> _Records to use_
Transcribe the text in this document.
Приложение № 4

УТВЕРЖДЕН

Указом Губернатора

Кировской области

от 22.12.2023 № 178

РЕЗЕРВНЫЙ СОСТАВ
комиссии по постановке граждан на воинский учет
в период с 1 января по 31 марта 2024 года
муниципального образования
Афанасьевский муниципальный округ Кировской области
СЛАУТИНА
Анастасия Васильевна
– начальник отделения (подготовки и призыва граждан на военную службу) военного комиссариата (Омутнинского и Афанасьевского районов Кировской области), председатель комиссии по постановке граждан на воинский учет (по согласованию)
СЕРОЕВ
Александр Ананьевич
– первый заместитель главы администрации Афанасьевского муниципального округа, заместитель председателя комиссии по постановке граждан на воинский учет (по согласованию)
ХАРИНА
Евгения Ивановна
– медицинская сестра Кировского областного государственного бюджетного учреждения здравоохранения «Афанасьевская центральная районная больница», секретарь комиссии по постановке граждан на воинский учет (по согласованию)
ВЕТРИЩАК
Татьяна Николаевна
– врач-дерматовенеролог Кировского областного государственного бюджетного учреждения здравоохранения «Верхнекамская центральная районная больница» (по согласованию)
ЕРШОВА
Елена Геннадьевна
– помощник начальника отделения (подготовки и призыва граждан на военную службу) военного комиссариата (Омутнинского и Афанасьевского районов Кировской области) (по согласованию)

> _Given request_
Every record above should be output exactly.

> _Task solution_
Transcribe the text in this document.
Приложение № 4

УТВЕРЖДЕН

Указом Губернатора

Кировской области

от 22.12.2023 № 178

РЕЗЕРВНЫЙ СОСТАВ
комиссии по постановке граждан на воинский учет
в период с 1 января по 31 марта 2024 года
муниципального образования
Афанасьевский муниципальный округ Кировской области
СЛАУТИНА
Анастасия Васильевна
– начальник отделения (подготовки и призыва граждан на военную службу) военного комиссариата (Омутнинского и Афанасьевского районов Кировской области), председатель комиссии по постановке граждан на воинский учет (по согласованию)
СЕРОЕВ
Александр Ананьевич
– первый заместитель главы администрации Афанасьевского муниципального округа, заместитель председателя комиссии по постановке граждан на воинский учет (по согласованию)
ХАРИНА
Евгения Ивановна
– медицинская сестра Кировского областного государственного бюджетного учреждения здравоохранения «Афанасьевская центральная районная больница», секретарь комиссии по постановке граждан на воинский учет (по согласованию)
ВЕТРИЩАК
Татьяна Николаевна
– врач-дерматовенеролог Кировского областного государственного бюджетного учреждения здравоохранения «Верхнекамская центральная районная больница» (по согласованию)
ЕРШОВА
Елена Геннадьевна
– помощник начальника отделения (подготовки и призыва граждан на военную службу) военного комиссариата (Омутнинского и Афанасьевского районов Кировской области) (по согласованию)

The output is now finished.